* **Source material**:
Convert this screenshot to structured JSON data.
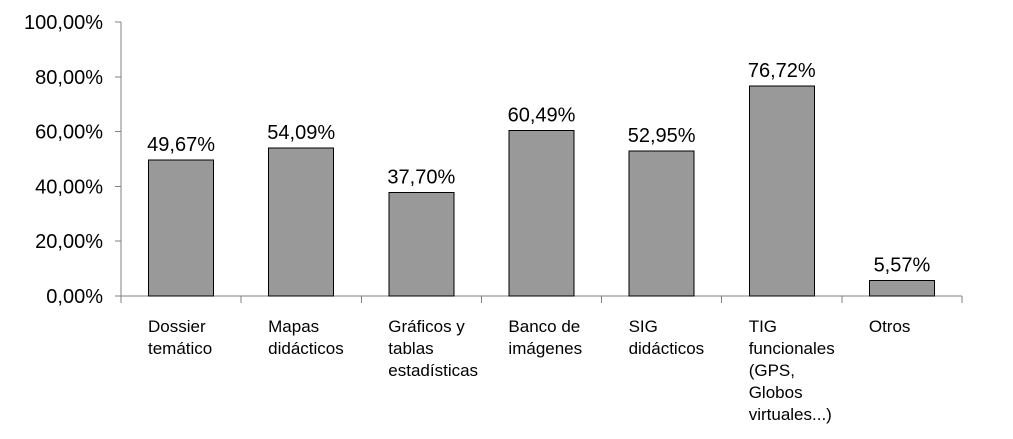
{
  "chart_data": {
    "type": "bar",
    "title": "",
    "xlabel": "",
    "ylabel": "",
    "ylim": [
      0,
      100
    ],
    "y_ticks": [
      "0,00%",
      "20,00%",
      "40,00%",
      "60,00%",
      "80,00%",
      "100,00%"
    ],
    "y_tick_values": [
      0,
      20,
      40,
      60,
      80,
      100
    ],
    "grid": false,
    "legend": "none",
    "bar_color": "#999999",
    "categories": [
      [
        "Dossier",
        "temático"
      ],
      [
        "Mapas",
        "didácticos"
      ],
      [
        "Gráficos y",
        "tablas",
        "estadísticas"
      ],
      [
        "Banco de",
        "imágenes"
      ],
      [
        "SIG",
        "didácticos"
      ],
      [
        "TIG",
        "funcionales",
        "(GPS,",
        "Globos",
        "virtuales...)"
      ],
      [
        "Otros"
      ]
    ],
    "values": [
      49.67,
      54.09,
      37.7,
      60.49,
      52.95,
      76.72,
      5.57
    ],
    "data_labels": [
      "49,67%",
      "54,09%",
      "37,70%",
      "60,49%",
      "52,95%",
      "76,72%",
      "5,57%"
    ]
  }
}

* **Work to be completed**: Skip the pictures, then write out every entry exactly.

* **Result for this task**:
Convert this screenshot to structured JSON data.
{
  "chart_data": {
    "type": "bar",
    "title": "",
    "xlabel": "",
    "ylabel": "",
    "ylim": [
      0,
      100
    ],
    "y_ticks": [
      "0,00%",
      "20,00%",
      "40,00%",
      "60,00%",
      "80,00%",
      "100,00%"
    ],
    "y_tick_values": [
      0,
      20,
      40,
      60,
      80,
      100
    ],
    "grid": false,
    "legend": "none",
    "bar_color": "#999999",
    "categories": [
      [
        "Dossier",
        "temático"
      ],
      [
        "Mapas",
        "didácticos"
      ],
      [
        "Gráficos y",
        "tablas",
        "estadísticas"
      ],
      [
        "Banco de",
        "imágenes"
      ],
      [
        "SIG",
        "didácticos"
      ],
      [
        "TIG",
        "funcionales",
        "(GPS,",
        "Globos",
        "virtuales...)"
      ],
      [
        "Otros"
      ]
    ],
    "values": [
      49.67,
      54.09,
      37.7,
      60.49,
      52.95,
      76.72,
      5.57
    ],
    "data_labels": [
      "49,67%",
      "54,09%",
      "37,70%",
      "60,49%",
      "52,95%",
      "76,72%",
      "5,57%"
    ]
  }
}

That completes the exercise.